--- DATA FOR THE TASK ---
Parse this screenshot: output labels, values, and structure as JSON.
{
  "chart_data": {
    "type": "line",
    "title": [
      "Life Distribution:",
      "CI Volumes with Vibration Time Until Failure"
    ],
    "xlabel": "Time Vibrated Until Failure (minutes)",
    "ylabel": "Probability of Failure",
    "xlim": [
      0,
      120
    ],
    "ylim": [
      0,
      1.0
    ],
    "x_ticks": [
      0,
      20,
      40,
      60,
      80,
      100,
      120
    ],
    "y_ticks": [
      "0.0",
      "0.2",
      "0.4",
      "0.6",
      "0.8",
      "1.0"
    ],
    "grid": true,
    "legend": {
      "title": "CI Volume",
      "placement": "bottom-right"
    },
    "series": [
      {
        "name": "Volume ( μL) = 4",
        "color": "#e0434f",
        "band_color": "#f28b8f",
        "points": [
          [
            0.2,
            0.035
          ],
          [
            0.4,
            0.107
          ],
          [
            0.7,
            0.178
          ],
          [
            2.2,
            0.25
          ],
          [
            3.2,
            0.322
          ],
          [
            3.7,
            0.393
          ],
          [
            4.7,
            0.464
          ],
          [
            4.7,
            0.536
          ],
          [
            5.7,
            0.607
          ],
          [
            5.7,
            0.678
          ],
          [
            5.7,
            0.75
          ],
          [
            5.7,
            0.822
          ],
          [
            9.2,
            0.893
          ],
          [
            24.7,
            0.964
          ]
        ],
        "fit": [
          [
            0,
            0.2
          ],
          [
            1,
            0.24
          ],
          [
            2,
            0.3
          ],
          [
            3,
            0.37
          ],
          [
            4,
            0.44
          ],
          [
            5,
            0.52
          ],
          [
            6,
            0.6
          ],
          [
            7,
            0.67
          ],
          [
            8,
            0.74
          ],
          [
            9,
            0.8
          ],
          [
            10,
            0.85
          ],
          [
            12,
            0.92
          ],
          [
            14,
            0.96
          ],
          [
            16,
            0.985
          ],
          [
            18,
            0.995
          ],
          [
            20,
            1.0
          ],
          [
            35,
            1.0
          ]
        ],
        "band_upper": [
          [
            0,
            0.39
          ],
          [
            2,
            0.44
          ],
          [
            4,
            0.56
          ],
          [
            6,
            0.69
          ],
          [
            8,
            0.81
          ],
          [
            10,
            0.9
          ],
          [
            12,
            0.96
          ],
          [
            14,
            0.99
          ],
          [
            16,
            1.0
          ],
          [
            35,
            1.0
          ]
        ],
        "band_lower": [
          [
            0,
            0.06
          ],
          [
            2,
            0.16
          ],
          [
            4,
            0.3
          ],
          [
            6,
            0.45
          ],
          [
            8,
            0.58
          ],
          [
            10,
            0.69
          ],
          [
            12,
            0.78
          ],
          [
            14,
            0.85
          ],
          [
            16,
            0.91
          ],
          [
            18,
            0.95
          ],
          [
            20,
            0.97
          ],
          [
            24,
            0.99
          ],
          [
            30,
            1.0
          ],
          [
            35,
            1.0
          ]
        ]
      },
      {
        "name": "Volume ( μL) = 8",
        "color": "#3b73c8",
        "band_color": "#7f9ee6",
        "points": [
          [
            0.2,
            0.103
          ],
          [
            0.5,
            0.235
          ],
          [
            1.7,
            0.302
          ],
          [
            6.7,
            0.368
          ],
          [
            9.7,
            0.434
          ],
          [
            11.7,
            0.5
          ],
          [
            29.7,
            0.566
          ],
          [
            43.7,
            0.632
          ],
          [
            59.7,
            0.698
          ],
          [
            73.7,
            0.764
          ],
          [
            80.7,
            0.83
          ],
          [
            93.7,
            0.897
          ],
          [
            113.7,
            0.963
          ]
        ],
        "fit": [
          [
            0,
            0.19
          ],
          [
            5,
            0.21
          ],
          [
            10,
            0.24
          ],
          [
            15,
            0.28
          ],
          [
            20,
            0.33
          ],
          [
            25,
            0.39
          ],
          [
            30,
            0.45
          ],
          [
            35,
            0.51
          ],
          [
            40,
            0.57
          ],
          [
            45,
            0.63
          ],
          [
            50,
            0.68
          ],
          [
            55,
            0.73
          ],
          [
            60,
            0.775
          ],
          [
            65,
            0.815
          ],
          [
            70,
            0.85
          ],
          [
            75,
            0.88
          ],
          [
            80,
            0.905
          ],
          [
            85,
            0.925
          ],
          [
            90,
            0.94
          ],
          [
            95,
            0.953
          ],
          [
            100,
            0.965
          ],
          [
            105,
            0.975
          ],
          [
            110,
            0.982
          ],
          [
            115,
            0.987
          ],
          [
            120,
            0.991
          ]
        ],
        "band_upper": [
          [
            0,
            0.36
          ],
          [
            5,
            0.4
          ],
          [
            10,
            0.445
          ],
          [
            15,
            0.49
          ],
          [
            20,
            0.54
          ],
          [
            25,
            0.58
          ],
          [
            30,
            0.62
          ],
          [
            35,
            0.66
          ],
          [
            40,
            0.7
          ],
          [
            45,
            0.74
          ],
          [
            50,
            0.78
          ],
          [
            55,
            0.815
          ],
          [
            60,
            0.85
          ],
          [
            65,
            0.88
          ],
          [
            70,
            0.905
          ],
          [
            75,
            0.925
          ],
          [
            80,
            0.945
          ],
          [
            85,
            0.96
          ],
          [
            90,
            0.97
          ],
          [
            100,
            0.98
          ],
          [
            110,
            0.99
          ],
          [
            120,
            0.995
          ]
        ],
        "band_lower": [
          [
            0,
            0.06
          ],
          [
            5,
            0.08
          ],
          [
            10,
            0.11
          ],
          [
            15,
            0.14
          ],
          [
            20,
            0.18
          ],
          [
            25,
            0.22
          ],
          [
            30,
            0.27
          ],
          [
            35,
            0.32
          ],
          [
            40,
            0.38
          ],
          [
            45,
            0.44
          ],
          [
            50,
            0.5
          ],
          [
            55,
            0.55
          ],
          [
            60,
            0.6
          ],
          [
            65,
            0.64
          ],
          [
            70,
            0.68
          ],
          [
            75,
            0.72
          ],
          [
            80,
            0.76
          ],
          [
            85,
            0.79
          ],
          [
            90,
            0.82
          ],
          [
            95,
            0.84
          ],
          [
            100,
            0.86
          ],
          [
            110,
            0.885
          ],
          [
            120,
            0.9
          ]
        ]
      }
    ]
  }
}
---
EXERCISE INSTRUCTIONS: Pick out the lines that have the word "Until". Copy them all.

EXERCISE RESPONSE:
      "CI Volumes with Vibration Time Until Failure"
    "xlabel": "Time Vibrated Until Failure (minutes)",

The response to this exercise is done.